Figure content listings:

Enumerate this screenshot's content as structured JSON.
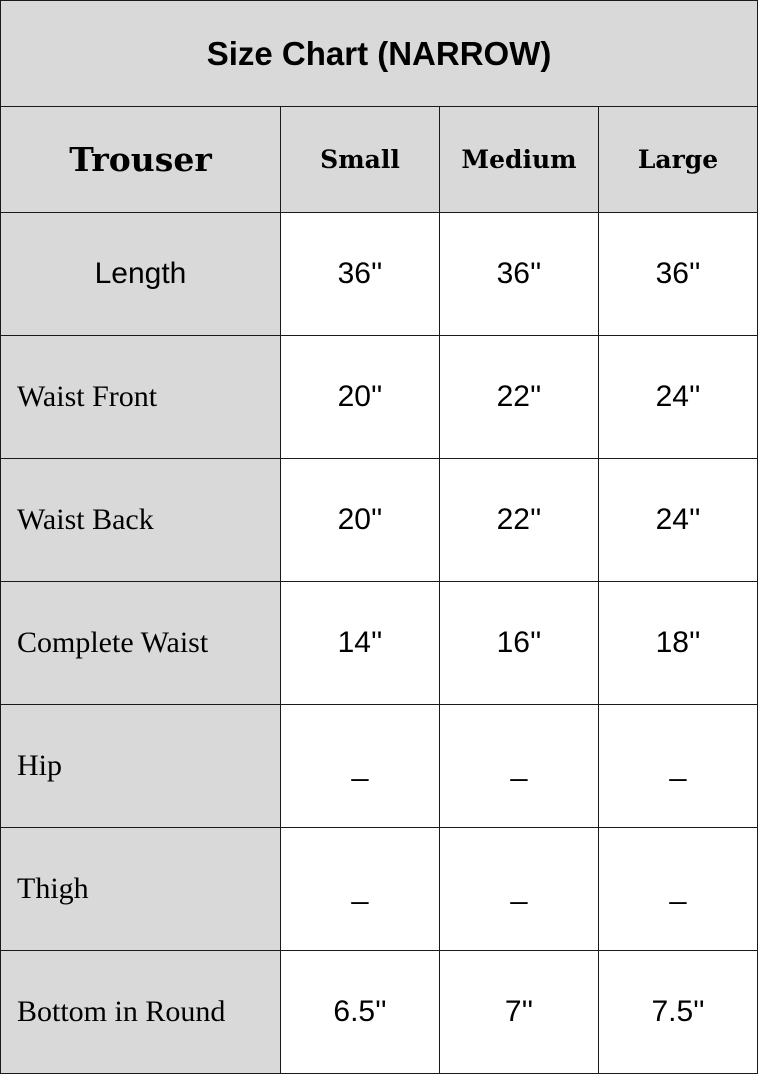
{
  "title": "Size Chart (NARROW)",
  "header": {
    "label": "Trouser",
    "sizes": [
      "Small",
      "Medium",
      "Large"
    ]
  },
  "rows": [
    {
      "label": "Length",
      "values": [
        "36''",
        "36''",
        "36''"
      ]
    },
    {
      "label": "Waist Front",
      "values": [
        "20''",
        "22''",
        "24''"
      ]
    },
    {
      "label": "Waist Back",
      "values": [
        "20''",
        "22''",
        "24''"
      ]
    },
    {
      "label": "Complete Waist",
      "values": [
        "14''",
        "16''",
        "18''"
      ]
    },
    {
      "label": "Hip",
      "values": [
        "_",
        "_",
        "_"
      ]
    },
    {
      "label": "Thigh",
      "values": [
        "_",
        "_",
        "_"
      ]
    },
    {
      "label": "Bottom in Round",
      "values": [
        "6.5''",
        "7''",
        "7.5''"
      ]
    }
  ]
}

WHAT IS REQUIRED:
Track down every line with the word "Waist" and copy it.

THE OUTPUT:
      "label": "Waist Front",
      "label": "Waist Back",
      "label": "Complete Waist",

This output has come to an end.